◆ WORK TO BE COMPLETED
Leave out the pictures and reproduce all of the data exactly.

◆ PROVIDED DATA
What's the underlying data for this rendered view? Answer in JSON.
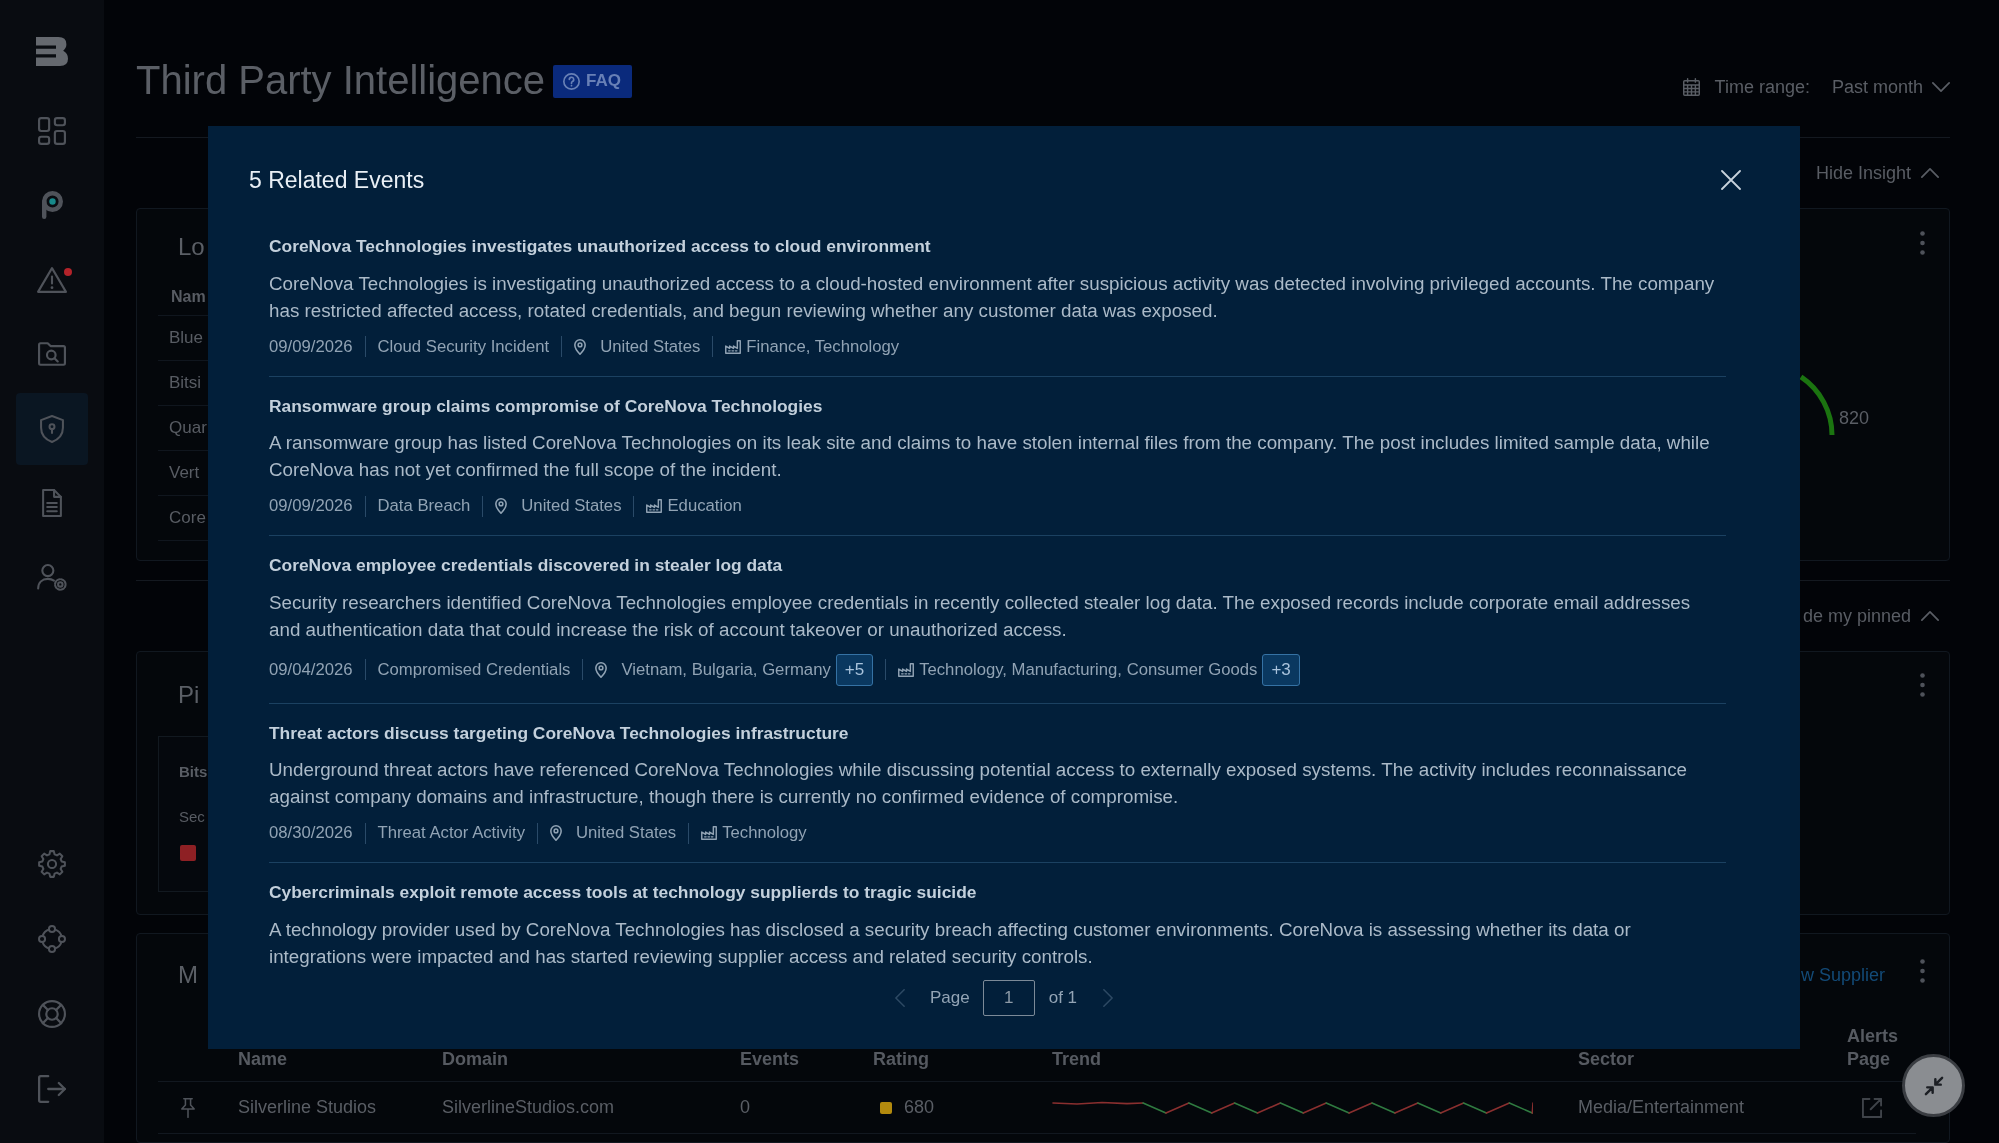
{
  "sidebar": {
    "top_items": [
      {
        "selected": false,
        "notification": false
      },
      {
        "selected": false,
        "notification": false
      },
      {
        "selected": false,
        "notification": true
      },
      {
        "selected": false,
        "notification": false
      },
      {
        "selected": true,
        "notification": false
      },
      {
        "selected": false,
        "notification": false
      },
      {
        "selected": false,
        "notification": false
      }
    ],
    "bottom_items": [
      {
        "selected": false,
        "notification": false
      },
      {
        "selected": false,
        "notification": false
      },
      {
        "selected": false,
        "notification": false
      },
      {
        "selected": false,
        "notification": false
      }
    ]
  },
  "header": {
    "title": "Third Party Intelligence",
    "faq_label": "FAQ",
    "time_range": {
      "label": "Time range:",
      "value": "Past month"
    }
  },
  "insight_toggle": {
    "label": "Hide Insight",
    "expanded": true
  },
  "insight_card": {
    "title": "Lo",
    "column_1": "Nam",
    "rows": [
      "Blue",
      "Bitsi",
      "Quar",
      "Vert",
      "Core"
    ],
    "gauge_value": "820"
  },
  "pinned_toggle": {
    "label": "de my pinned",
    "expanded": true
  },
  "pinned_card": {
    "title": "Pi",
    "item": {
      "name": "Bits",
      "label": "Sec"
    }
  },
  "suppliers_card": {
    "title": "M",
    "link": "w Supplier",
    "columns": [
      "Name",
      "Domain",
      "Events",
      "Rating",
      "Trend",
      "Sector",
      "Alerts Page"
    ],
    "rows": [
      {
        "name": "Silverline Studios",
        "domain": "SilverlineStudios.com",
        "events": "0",
        "rating": "680",
        "color": "#b38a0e",
        "sector": "Media/Entertainment"
      }
    ]
  },
  "modal": {
    "title": "5 Related Events",
    "events": [
      {
        "title": "CoreNova Technologies investigates unauthorized access to cloud environment",
        "description": "CoreNova Technologies is investigating unauthorized access to a cloud-hosted environment after suspicious activity was detected involving privileged accounts. The company has restricted affected access, rotated credentials, and begun reviewing whether any customer data was exposed.",
        "date": "09/09/2026",
        "type": "Cloud Security Incident",
        "locations": "United States",
        "sectors": "Finance, Technology"
      },
      {
        "title": "Ransomware group claims compromise of CoreNova Technologies",
        "description": "A ransomware group has listed CoreNova Technologies on its leak site and claims to have stolen internal files from the company. The post includes limited sample data, while CoreNova has not yet confirmed the full scope of the incident.",
        "date": "09/09/2026",
        "type": "Data Breach",
        "locations": "United States",
        "sectors": "Education"
      },
      {
        "title": "CoreNova employee credentials discovered in stealer log data",
        "description": "Security researchers identified CoreNova Technologies employee credentials in recently collected stealer log data. The exposed records include corporate email addresses and authentication data that could increase the risk of account takeover or unauthorized access.",
        "date": "09/04/2026",
        "type": "Compromised Credentials",
        "locations": "Vietnam, Bulgaria, Germany",
        "more_locations": "+5",
        "sectors": "Technology, Manufacturing, Consumer Goods",
        "more_sectors": "+3"
      },
      {
        "title": "Threat actors discuss targeting CoreNova Technologies infrastructure",
        "description": "Underground threat actors have referenced CoreNova Technologies while discussing potential access to externally exposed systems. The activity includes reconnaissance against company domains and infrastructure, though there is currently no confirmed evidence of compromise.",
        "date": "08/30/2026",
        "type": "Threat Actor Activity",
        "locations": "United States",
        "sectors": "Technology"
      },
      {
        "title": "Cybercriminals exploit remote access tools at technology supplierds to tragic suicide",
        "description": "A technology provider used by CoreNova Technologies has disclosed a security breach affecting customer environments. CoreNova is assessing whether its data or integrations were impacted and has started reviewing supplier access and related security controls."
      }
    ],
    "pagination": {
      "page_label": "Page",
      "page": "1",
      "total_label": "of 1",
      "prev_disabled": true,
      "next_disabled": true
    }
  }
}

◆ EXERCISE RESULT
What's the underlying data for this rendered view? Answer in JSON.
{
  "sidebar": {
    "top_items": [
      {
        "selected": false,
        "notification": false
      },
      {
        "selected": false,
        "notification": false
      },
      {
        "selected": false,
        "notification": true
      },
      {
        "selected": false,
        "notification": false
      },
      {
        "selected": true,
        "notification": false
      },
      {
        "selected": false,
        "notification": false
      },
      {
        "selected": false,
        "notification": false
      }
    ],
    "bottom_items": [
      {
        "selected": false,
        "notification": false
      },
      {
        "selected": false,
        "notification": false
      },
      {
        "selected": false,
        "notification": false
      },
      {
        "selected": false,
        "notification": false
      }
    ]
  },
  "header": {
    "title": "Third Party Intelligence",
    "faq_label": "FAQ",
    "time_range": {
      "label": "Time range:",
      "value": "Past month"
    }
  },
  "insight_toggle": {
    "label": "Hide Insight",
    "expanded": true
  },
  "insight_card": {
    "title": "Lo",
    "column_1": "Nam",
    "rows": [
      "Blue",
      "Bitsi",
      "Quar",
      "Vert",
      "Core"
    ],
    "gauge_value": "820"
  },
  "pinned_toggle": {
    "label": "de my pinned",
    "expanded": true
  },
  "pinned_card": {
    "title": "Pi",
    "item": {
      "name": "Bits",
      "label": "Sec"
    }
  },
  "suppliers_card": {
    "title": "M",
    "link": "w Supplier",
    "columns": [
      "Name",
      "Domain",
      "Events",
      "Rating",
      "Trend",
      "Sector",
      "Alerts Page"
    ],
    "rows": [
      {
        "name": "Silverline Studios",
        "domain": "SilverlineStudios.com",
        "events": "0",
        "rating": "680",
        "color": "#b38a0e",
        "sector": "Media/Entertainment"
      }
    ]
  },
  "modal": {
    "title": "5 Related Events",
    "events": [
      {
        "title": "CoreNova Technologies investigates unauthorized access to cloud environment",
        "description": "CoreNova Technologies is investigating unauthorized access to a cloud-hosted environment after suspicious activity was detected involving privileged accounts. The company has restricted affected access, rotated credentials, and begun reviewing whether any customer data was exposed.",
        "date": "09/09/2026",
        "type": "Cloud Security Incident",
        "locations": "United States",
        "sectors": "Finance, Technology"
      },
      {
        "title": "Ransomware group claims compromise of CoreNova Technologies",
        "description": "A ransomware group has listed CoreNova Technologies on its leak site and claims to have stolen internal files from the company. The post includes limited sample data, while CoreNova has not yet confirmed the full scope of the incident.",
        "date": "09/09/2026",
        "type": "Data Breach",
        "locations": "United States",
        "sectors": "Education"
      },
      {
        "title": "CoreNova employee credentials discovered in stealer log data",
        "description": "Security researchers identified CoreNova Technologies employee credentials in recently collected stealer log data. The exposed records include corporate email addresses and authentication data that could increase the risk of account takeover or unauthorized access.",
        "date": "09/04/2026",
        "type": "Compromised Credentials",
        "locations": "Vietnam, Bulgaria, Germany",
        "more_locations": "+5",
        "sectors": "Technology, Manufacturing, Consumer Goods",
        "more_sectors": "+3"
      },
      {
        "title": "Threat actors discuss targeting CoreNova Technologies infrastructure",
        "description": "Underground threat actors have referenced CoreNova Technologies while discussing potential access to externally exposed systems. The activity includes reconnaissance against company domains and infrastructure, though there is currently no confirmed evidence of compromise.",
        "date": "08/30/2026",
        "type": "Threat Actor Activity",
        "locations": "United States",
        "sectors": "Technology"
      },
      {
        "title": "Cybercriminals exploit remote access tools at technology supplierds to tragic suicide",
        "description": "A technology provider used by CoreNova Technologies has disclosed a security breach affecting customer environments. CoreNova is assessing whether its data or integrations were impacted and has started reviewing supplier access and related security controls."
      }
    ],
    "pagination": {
      "page_label": "Page",
      "page": "1",
      "total_label": "of 1",
      "prev_disabled": true,
      "next_disabled": true
    }
  }
}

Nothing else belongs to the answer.